Dataset items:
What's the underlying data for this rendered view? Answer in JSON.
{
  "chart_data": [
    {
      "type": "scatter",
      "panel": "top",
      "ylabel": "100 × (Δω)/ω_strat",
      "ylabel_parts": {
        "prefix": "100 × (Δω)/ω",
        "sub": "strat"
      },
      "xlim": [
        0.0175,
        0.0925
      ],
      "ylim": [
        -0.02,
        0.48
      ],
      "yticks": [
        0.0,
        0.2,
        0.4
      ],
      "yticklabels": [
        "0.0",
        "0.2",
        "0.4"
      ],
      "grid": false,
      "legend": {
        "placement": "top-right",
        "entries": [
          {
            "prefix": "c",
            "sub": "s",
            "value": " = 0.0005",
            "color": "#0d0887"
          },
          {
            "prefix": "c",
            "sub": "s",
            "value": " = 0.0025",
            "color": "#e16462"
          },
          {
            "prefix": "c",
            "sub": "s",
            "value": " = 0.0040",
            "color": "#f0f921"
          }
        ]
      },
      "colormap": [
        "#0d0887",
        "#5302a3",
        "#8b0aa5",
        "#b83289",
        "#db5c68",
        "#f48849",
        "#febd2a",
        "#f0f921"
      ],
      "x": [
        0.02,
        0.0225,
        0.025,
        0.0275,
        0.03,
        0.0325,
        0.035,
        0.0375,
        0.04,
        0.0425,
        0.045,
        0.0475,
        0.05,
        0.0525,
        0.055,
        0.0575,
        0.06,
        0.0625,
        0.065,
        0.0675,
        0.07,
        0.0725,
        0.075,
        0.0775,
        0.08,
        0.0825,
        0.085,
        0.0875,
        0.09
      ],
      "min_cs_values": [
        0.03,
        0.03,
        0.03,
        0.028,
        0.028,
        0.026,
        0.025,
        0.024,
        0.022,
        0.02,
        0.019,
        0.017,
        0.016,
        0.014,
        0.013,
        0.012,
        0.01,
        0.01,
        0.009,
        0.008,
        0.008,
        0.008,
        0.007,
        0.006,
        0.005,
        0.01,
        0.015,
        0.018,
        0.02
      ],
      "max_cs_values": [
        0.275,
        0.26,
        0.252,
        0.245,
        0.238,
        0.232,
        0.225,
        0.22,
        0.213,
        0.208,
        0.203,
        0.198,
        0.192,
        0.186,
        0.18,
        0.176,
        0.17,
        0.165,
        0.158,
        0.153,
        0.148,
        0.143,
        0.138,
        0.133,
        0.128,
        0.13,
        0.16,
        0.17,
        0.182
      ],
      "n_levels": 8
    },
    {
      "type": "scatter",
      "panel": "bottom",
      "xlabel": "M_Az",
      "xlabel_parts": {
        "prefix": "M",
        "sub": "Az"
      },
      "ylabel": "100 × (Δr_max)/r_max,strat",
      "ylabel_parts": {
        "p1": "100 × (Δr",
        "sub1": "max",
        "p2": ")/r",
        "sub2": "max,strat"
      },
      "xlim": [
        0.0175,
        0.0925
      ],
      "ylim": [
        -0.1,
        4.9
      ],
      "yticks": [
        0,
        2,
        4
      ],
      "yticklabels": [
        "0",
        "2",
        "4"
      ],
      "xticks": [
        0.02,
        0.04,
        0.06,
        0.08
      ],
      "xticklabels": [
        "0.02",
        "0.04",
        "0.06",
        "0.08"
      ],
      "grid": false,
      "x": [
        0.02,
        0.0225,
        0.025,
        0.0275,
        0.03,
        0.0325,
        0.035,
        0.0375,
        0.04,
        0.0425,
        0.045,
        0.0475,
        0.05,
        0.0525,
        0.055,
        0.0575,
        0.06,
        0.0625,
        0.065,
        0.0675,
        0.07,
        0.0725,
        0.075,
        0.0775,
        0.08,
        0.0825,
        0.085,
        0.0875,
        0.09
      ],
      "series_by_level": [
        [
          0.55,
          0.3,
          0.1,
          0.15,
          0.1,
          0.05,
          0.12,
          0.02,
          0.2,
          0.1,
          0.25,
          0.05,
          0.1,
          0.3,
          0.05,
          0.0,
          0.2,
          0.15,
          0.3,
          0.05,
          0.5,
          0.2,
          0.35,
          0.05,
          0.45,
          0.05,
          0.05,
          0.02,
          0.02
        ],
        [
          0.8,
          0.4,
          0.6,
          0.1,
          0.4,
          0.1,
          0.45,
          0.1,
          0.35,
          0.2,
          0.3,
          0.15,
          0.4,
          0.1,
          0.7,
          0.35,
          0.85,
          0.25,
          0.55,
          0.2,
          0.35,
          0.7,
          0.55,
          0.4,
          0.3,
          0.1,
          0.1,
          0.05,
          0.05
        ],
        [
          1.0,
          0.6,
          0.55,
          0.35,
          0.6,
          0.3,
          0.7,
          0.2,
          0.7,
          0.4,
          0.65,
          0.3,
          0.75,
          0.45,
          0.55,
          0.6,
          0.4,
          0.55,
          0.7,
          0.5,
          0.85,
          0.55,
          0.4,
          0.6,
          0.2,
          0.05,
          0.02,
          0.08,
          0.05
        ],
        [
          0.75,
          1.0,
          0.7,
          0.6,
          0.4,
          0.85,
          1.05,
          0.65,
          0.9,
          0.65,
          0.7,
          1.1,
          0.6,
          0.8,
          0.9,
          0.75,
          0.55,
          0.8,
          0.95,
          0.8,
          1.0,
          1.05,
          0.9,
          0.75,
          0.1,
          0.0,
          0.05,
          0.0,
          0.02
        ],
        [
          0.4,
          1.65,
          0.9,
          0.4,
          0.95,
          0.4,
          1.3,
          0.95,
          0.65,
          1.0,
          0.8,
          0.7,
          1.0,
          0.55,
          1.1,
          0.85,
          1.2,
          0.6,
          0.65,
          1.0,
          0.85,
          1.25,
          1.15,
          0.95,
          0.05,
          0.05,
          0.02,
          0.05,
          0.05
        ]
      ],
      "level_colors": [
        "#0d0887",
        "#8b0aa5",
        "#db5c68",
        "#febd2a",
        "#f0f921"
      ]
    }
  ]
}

*Required work*.
Write out all of the records once more, exactly.

*Worked solution*.
What's the underlying data for this rendered view? Answer in JSON.
{
  "chart_data": [
    {
      "type": "scatter",
      "panel": "top",
      "ylabel": "100 × (Δω)/ω_strat",
      "ylabel_parts": {
        "prefix": "100 × (Δω)/ω",
        "sub": "strat"
      },
      "xlim": [
        0.0175,
        0.0925
      ],
      "ylim": [
        -0.02,
        0.48
      ],
      "yticks": [
        0.0,
        0.2,
        0.4
      ],
      "yticklabels": [
        "0.0",
        "0.2",
        "0.4"
      ],
      "grid": false,
      "legend": {
        "placement": "top-right",
        "entries": [
          {
            "prefix": "c",
            "sub": "s",
            "value": " = 0.0005",
            "color": "#0d0887"
          },
          {
            "prefix": "c",
            "sub": "s",
            "value": " = 0.0025",
            "color": "#e16462"
          },
          {
            "prefix": "c",
            "sub": "s",
            "value": " = 0.0040",
            "color": "#f0f921"
          }
        ]
      },
      "colormap": [
        "#0d0887",
        "#5302a3",
        "#8b0aa5",
        "#b83289",
        "#db5c68",
        "#f48849",
        "#febd2a",
        "#f0f921"
      ],
      "x": [
        0.02,
        0.0225,
        0.025,
        0.0275,
        0.03,
        0.0325,
        0.035,
        0.0375,
        0.04,
        0.0425,
        0.045,
        0.0475,
        0.05,
        0.0525,
        0.055,
        0.0575,
        0.06,
        0.0625,
        0.065,
        0.0675,
        0.07,
        0.0725,
        0.075,
        0.0775,
        0.08,
        0.0825,
        0.085,
        0.0875,
        0.09
      ],
      "min_cs_values": [
        0.03,
        0.03,
        0.03,
        0.028,
        0.028,
        0.026,
        0.025,
        0.024,
        0.022,
        0.02,
        0.019,
        0.017,
        0.016,
        0.014,
        0.013,
        0.012,
        0.01,
        0.01,
        0.009,
        0.008,
        0.008,
        0.008,
        0.007,
        0.006,
        0.005,
        0.01,
        0.015,
        0.018,
        0.02
      ],
      "max_cs_values": [
        0.275,
        0.26,
        0.252,
        0.245,
        0.238,
        0.232,
        0.225,
        0.22,
        0.213,
        0.208,
        0.203,
        0.198,
        0.192,
        0.186,
        0.18,
        0.176,
        0.17,
        0.165,
        0.158,
        0.153,
        0.148,
        0.143,
        0.138,
        0.133,
        0.128,
        0.13,
        0.16,
        0.17,
        0.182
      ],
      "n_levels": 8
    },
    {
      "type": "scatter",
      "panel": "bottom",
      "xlabel": "M_Az",
      "xlabel_parts": {
        "prefix": "M",
        "sub": "Az"
      },
      "ylabel": "100 × (Δr_max)/r_max,strat",
      "ylabel_parts": {
        "p1": "100 × (Δr",
        "sub1": "max",
        "p2": ")/r",
        "sub2": "max,strat"
      },
      "xlim": [
        0.0175,
        0.0925
      ],
      "ylim": [
        -0.1,
        4.9
      ],
      "yticks": [
        0,
        2,
        4
      ],
      "yticklabels": [
        "0",
        "2",
        "4"
      ],
      "xticks": [
        0.02,
        0.04,
        0.06,
        0.08
      ],
      "xticklabels": [
        "0.02",
        "0.04",
        "0.06",
        "0.08"
      ],
      "grid": false,
      "x": [
        0.02,
        0.0225,
        0.025,
        0.0275,
        0.03,
        0.0325,
        0.035,
        0.0375,
        0.04,
        0.0425,
        0.045,
        0.0475,
        0.05,
        0.0525,
        0.055,
        0.0575,
        0.06,
        0.0625,
        0.065,
        0.0675,
        0.07,
        0.0725,
        0.075,
        0.0775,
        0.08,
        0.0825,
        0.085,
        0.0875,
        0.09
      ],
      "series_by_level": [
        [
          0.55,
          0.3,
          0.1,
          0.15,
          0.1,
          0.05,
          0.12,
          0.02,
          0.2,
          0.1,
          0.25,
          0.05,
          0.1,
          0.3,
          0.05,
          0.0,
          0.2,
          0.15,
          0.3,
          0.05,
          0.5,
          0.2,
          0.35,
          0.05,
          0.45,
          0.05,
          0.05,
          0.02,
          0.02
        ],
        [
          0.8,
          0.4,
          0.6,
          0.1,
          0.4,
          0.1,
          0.45,
          0.1,
          0.35,
          0.2,
          0.3,
          0.15,
          0.4,
          0.1,
          0.7,
          0.35,
          0.85,
          0.25,
          0.55,
          0.2,
          0.35,
          0.7,
          0.55,
          0.4,
          0.3,
          0.1,
          0.1,
          0.05,
          0.05
        ],
        [
          1.0,
          0.6,
          0.55,
          0.35,
          0.6,
          0.3,
          0.7,
          0.2,
          0.7,
          0.4,
          0.65,
          0.3,
          0.75,
          0.45,
          0.55,
          0.6,
          0.4,
          0.55,
          0.7,
          0.5,
          0.85,
          0.55,
          0.4,
          0.6,
          0.2,
          0.05,
          0.02,
          0.08,
          0.05
        ],
        [
          0.75,
          1.0,
          0.7,
          0.6,
          0.4,
          0.85,
          1.05,
          0.65,
          0.9,
          0.65,
          0.7,
          1.1,
          0.6,
          0.8,
          0.9,
          0.75,
          0.55,
          0.8,
          0.95,
          0.8,
          1.0,
          1.05,
          0.9,
          0.75,
          0.1,
          0.0,
          0.05,
          0.0,
          0.02
        ],
        [
          0.4,
          1.65,
          0.9,
          0.4,
          0.95,
          0.4,
          1.3,
          0.95,
          0.65,
          1.0,
          0.8,
          0.7,
          1.0,
          0.55,
          1.1,
          0.85,
          1.2,
          0.6,
          0.65,
          1.0,
          0.85,
          1.25,
          1.15,
          0.95,
          0.05,
          0.05,
          0.02,
          0.05,
          0.05
        ]
      ],
      "level_colors": [
        "#0d0887",
        "#8b0aa5",
        "#db5c68",
        "#febd2a",
        "#f0f921"
      ]
    }
  ]
}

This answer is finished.